Data entries
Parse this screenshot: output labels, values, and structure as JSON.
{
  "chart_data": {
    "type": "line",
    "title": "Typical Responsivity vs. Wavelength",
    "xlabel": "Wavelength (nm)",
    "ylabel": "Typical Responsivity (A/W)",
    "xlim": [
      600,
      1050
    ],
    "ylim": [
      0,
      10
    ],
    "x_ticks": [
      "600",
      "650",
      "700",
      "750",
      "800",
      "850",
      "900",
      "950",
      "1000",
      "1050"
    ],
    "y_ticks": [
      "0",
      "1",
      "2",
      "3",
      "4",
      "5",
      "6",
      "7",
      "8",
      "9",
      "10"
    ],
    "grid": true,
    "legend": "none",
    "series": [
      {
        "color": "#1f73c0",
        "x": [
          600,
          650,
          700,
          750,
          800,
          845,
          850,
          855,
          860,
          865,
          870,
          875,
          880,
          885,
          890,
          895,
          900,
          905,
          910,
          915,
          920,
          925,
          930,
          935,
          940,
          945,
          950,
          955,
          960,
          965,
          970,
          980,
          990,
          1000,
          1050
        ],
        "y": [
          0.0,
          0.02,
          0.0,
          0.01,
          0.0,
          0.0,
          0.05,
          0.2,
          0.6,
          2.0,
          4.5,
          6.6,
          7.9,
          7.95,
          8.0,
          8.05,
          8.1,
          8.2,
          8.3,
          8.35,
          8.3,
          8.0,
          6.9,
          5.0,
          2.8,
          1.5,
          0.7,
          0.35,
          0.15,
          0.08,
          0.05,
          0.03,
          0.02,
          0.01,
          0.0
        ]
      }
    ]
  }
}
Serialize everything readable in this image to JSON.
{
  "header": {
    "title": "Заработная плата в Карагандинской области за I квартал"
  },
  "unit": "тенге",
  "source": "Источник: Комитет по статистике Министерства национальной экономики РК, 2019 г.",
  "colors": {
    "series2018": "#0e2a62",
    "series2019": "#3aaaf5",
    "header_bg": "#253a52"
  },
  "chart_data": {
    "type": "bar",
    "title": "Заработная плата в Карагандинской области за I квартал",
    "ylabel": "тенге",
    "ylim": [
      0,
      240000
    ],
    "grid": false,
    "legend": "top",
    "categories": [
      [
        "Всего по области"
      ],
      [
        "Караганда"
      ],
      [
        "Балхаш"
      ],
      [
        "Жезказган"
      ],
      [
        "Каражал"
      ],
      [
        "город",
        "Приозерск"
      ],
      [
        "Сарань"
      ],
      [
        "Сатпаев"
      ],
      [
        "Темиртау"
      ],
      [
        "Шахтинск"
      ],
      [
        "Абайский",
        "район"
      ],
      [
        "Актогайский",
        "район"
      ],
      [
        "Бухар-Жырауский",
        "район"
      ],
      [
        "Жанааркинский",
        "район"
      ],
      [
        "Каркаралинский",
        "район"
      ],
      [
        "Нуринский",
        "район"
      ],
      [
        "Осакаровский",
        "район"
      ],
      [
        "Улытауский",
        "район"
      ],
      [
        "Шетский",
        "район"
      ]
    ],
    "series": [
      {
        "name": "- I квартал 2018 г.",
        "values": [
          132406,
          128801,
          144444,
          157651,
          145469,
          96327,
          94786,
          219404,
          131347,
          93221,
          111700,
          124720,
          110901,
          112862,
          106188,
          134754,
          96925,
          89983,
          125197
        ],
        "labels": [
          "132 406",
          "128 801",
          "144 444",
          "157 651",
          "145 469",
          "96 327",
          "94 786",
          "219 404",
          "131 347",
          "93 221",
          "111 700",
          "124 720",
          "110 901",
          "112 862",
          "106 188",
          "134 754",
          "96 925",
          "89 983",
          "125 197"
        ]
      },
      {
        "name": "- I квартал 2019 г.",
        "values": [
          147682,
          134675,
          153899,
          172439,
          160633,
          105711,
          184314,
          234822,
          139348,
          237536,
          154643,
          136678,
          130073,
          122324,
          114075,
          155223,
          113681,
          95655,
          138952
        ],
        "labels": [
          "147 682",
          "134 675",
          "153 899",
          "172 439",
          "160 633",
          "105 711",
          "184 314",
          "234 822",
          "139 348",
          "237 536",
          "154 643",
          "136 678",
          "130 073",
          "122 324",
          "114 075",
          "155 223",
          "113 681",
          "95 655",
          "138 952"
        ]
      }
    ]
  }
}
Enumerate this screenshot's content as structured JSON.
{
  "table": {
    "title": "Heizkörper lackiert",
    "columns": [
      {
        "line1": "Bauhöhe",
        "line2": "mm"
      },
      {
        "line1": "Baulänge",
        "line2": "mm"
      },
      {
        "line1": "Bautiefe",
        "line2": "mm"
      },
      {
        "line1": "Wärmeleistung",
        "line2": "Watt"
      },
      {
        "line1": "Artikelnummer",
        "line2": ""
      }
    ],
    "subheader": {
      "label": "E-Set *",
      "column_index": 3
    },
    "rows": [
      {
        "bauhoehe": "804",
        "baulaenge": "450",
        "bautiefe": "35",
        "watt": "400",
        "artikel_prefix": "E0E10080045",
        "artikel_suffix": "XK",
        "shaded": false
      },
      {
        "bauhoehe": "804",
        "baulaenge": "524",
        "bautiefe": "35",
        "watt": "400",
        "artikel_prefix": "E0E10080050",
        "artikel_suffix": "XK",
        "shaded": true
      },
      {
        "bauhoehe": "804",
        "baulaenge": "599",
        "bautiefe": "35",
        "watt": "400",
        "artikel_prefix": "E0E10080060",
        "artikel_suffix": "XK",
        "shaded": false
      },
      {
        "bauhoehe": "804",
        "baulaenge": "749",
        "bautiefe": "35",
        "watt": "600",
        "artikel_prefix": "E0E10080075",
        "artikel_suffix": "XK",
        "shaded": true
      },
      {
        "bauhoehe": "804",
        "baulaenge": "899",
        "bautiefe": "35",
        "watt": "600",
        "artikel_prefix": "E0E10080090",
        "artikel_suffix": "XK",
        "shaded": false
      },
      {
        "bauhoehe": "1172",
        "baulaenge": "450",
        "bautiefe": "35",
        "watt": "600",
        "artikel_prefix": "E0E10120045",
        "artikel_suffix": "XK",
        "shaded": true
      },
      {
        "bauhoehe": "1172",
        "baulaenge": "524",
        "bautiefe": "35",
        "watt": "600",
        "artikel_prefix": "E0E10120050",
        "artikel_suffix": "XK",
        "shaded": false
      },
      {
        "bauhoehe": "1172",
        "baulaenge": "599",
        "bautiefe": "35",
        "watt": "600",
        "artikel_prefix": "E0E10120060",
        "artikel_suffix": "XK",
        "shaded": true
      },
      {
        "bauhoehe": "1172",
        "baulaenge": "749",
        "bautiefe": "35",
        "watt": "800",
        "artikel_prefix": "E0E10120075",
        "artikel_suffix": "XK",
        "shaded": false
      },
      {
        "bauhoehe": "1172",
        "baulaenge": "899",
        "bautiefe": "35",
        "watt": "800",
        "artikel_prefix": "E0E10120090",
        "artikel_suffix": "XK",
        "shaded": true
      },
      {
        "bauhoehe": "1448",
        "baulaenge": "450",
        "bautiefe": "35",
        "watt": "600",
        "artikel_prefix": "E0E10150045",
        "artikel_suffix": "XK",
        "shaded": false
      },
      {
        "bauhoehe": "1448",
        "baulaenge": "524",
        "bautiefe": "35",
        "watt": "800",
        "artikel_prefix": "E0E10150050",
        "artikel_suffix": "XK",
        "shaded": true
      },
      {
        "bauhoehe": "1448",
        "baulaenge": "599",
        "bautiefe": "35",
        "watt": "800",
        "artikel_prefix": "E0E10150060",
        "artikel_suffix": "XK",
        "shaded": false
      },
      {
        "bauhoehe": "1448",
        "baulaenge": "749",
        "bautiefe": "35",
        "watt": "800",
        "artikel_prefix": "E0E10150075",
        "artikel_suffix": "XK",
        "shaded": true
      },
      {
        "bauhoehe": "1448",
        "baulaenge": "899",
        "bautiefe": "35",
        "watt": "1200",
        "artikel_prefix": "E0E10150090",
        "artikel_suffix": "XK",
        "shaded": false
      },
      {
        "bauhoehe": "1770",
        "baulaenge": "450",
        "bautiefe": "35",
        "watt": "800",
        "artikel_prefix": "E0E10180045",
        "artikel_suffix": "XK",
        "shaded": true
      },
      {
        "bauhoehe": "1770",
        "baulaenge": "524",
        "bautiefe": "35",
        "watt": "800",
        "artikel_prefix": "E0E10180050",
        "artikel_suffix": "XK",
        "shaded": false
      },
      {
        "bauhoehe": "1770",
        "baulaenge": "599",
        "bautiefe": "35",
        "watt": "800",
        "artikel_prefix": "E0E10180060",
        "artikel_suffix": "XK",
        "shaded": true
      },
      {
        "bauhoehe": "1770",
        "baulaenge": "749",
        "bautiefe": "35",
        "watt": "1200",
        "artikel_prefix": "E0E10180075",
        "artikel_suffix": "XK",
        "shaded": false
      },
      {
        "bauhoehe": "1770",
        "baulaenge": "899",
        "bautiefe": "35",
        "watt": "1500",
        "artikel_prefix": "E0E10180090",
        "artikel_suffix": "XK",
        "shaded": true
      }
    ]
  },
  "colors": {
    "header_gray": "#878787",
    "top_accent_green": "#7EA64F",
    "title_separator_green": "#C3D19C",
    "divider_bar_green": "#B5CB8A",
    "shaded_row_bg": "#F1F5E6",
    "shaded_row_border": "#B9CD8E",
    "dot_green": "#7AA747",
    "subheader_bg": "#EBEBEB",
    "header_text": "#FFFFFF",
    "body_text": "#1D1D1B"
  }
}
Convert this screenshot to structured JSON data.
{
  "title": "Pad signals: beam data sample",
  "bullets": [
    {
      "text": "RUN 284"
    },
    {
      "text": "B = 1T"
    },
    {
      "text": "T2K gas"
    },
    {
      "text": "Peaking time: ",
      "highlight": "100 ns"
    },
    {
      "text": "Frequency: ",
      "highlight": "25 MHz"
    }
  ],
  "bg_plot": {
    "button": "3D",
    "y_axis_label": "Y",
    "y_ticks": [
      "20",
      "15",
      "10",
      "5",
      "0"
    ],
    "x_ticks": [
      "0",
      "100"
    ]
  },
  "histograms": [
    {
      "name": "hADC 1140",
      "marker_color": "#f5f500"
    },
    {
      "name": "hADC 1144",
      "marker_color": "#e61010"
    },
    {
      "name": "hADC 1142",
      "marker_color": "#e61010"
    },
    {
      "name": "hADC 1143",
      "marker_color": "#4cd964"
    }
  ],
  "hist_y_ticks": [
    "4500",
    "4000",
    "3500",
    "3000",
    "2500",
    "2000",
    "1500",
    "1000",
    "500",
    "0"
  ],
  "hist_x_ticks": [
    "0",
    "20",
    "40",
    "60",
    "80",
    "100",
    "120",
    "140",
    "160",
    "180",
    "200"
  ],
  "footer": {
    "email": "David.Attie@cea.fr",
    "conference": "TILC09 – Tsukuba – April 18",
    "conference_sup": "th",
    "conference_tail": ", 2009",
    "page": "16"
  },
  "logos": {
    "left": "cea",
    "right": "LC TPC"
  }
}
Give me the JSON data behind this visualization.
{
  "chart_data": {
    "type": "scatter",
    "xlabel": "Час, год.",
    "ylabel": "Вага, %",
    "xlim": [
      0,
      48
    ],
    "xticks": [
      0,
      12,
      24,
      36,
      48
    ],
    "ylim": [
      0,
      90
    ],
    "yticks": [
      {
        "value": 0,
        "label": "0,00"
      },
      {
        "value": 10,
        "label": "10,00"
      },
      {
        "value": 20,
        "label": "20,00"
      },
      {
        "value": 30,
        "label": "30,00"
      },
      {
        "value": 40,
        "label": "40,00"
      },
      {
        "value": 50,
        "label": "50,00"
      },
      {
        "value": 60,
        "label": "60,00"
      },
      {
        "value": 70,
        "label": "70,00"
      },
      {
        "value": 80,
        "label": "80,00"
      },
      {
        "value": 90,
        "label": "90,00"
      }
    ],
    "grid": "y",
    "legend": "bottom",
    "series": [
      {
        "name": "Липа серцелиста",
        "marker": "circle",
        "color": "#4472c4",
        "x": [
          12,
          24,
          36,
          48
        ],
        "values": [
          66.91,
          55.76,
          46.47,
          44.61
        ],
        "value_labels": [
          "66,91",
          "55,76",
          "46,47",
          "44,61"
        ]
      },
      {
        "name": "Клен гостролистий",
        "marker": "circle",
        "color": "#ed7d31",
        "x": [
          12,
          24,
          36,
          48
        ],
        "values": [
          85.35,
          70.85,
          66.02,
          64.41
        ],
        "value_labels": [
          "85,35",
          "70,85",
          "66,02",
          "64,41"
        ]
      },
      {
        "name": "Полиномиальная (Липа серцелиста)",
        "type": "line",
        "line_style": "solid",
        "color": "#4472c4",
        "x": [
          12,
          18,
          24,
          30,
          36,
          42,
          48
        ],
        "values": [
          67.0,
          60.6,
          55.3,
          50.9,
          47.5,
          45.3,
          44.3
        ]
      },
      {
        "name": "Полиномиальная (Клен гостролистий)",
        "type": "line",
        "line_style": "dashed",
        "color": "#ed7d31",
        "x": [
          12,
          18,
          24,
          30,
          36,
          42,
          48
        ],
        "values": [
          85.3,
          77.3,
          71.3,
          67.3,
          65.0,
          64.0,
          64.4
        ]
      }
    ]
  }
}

Objective: The records are above. How many lines in them contain the word "Typical"? Give the number alone.

Final answer: 2